** BEGIN DATA FOR PROCESSING **
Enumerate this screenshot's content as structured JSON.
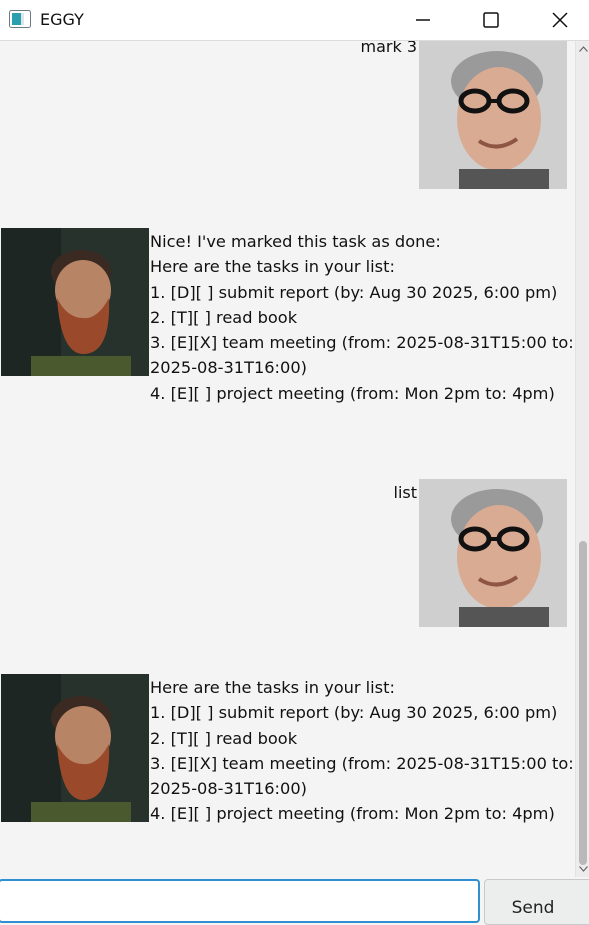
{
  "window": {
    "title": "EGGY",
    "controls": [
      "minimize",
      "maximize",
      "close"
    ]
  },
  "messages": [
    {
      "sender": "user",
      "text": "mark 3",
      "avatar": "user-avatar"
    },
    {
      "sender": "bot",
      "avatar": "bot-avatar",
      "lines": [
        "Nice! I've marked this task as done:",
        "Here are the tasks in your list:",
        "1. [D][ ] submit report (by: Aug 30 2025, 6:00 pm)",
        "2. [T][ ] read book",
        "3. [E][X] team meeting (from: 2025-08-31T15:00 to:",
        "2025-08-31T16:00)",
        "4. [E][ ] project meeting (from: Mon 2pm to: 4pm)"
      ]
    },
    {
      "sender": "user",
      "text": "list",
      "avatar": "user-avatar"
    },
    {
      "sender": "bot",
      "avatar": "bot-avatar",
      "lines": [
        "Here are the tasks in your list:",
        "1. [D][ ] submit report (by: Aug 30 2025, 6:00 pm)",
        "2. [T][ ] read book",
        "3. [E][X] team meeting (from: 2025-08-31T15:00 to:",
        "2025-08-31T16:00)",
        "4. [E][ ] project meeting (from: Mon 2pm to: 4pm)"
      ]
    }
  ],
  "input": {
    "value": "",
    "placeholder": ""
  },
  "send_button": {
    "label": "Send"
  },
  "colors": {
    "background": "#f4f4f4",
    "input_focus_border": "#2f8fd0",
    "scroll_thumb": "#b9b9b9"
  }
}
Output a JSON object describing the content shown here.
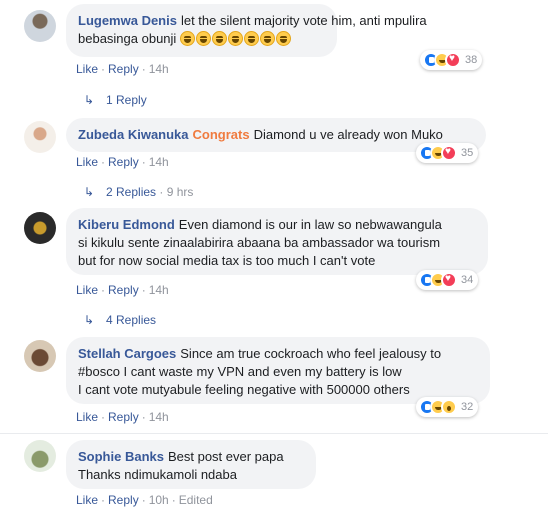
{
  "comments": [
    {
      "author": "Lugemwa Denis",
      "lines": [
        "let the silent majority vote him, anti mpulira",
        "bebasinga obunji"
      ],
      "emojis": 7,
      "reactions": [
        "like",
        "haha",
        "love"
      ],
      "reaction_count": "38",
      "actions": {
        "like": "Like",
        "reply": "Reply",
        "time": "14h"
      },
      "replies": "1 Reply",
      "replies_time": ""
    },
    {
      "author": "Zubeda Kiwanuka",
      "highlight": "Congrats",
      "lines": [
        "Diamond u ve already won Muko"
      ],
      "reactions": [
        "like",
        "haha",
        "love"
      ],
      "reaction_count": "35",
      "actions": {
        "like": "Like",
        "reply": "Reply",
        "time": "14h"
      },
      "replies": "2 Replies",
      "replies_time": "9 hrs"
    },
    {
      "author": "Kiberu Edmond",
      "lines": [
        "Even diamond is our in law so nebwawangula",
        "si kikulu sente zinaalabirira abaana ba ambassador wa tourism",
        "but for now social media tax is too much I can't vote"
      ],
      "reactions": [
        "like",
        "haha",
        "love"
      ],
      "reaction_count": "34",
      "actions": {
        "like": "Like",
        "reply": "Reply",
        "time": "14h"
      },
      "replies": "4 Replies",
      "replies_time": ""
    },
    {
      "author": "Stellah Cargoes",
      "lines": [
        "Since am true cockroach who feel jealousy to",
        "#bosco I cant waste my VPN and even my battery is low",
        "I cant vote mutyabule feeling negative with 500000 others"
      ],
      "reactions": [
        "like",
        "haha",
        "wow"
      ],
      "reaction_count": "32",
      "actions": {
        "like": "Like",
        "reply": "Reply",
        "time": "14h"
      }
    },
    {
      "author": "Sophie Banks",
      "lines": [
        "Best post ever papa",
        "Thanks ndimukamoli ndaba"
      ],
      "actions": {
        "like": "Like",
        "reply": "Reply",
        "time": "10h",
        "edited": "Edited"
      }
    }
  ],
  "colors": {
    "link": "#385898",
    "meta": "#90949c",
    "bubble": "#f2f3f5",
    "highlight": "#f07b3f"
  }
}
** END DATA FOR PROCESSING **
** BEGIN DATA FOR PROCESSING **
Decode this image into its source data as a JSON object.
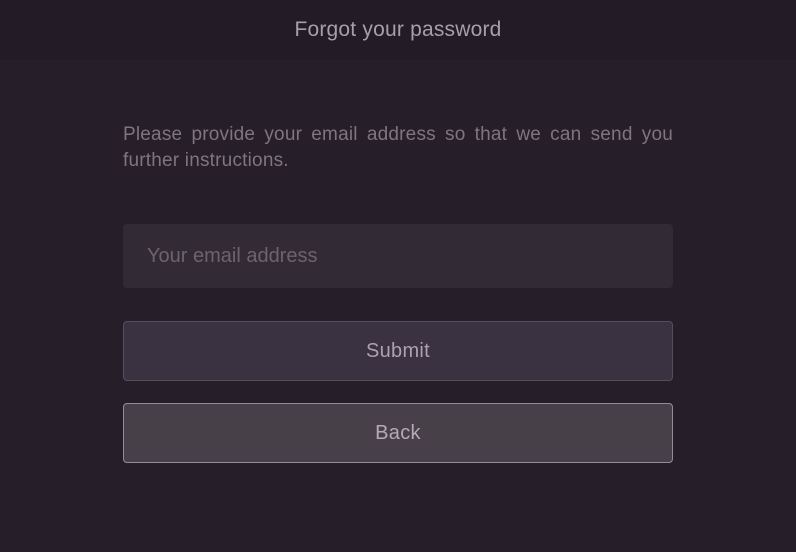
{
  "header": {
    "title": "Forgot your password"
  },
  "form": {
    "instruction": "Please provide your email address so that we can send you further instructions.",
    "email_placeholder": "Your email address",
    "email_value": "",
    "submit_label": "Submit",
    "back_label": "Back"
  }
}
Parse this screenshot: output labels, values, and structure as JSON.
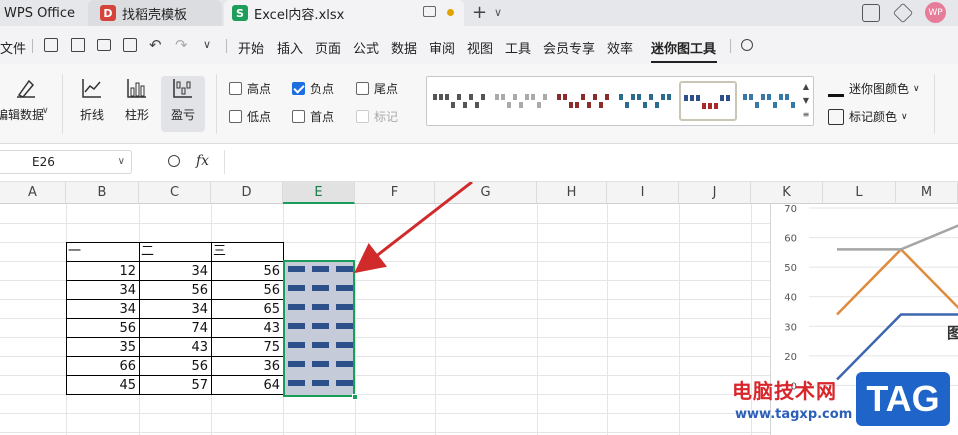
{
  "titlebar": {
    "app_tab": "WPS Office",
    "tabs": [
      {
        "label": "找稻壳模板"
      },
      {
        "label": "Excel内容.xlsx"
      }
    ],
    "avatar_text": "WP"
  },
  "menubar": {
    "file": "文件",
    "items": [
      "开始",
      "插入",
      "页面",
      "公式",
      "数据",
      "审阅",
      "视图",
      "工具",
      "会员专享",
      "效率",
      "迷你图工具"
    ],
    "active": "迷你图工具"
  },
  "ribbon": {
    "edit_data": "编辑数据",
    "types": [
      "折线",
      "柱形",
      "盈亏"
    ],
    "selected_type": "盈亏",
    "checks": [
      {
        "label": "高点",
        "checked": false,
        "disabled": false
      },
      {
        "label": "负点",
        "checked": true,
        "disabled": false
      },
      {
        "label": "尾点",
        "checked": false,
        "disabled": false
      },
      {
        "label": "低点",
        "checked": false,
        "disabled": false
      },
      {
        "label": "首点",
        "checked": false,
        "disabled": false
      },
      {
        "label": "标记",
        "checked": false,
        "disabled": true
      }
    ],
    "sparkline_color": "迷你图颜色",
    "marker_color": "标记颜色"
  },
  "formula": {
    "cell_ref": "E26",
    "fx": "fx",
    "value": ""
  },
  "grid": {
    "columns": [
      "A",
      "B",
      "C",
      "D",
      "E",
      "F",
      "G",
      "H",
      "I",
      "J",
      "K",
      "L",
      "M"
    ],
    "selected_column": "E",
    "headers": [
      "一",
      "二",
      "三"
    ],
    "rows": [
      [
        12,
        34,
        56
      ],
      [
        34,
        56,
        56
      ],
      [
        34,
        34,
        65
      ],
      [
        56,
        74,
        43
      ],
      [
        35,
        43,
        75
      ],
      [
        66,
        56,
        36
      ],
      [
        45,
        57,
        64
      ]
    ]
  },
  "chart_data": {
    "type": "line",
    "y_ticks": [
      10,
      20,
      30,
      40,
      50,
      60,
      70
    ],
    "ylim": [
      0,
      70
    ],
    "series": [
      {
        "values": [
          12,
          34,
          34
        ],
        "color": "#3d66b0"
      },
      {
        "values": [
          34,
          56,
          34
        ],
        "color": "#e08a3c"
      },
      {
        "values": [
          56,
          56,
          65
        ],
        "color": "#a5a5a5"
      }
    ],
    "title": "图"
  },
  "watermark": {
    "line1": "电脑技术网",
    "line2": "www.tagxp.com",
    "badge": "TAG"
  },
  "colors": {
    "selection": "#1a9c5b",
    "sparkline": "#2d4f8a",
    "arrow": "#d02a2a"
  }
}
** END DATA FOR PROCESSING **
> [GIVEN TASK]: Isolate the lines above that contain the word "author" and copy them.

> [TASK SOLUTION]:
      "author": "Lugemwa Denis",
      "author": "Zubeda Kiwanuka",
      "author": "Kiberu Edmond",
      "author": "Stellah Cargoes",
      "author": "Sophie Banks",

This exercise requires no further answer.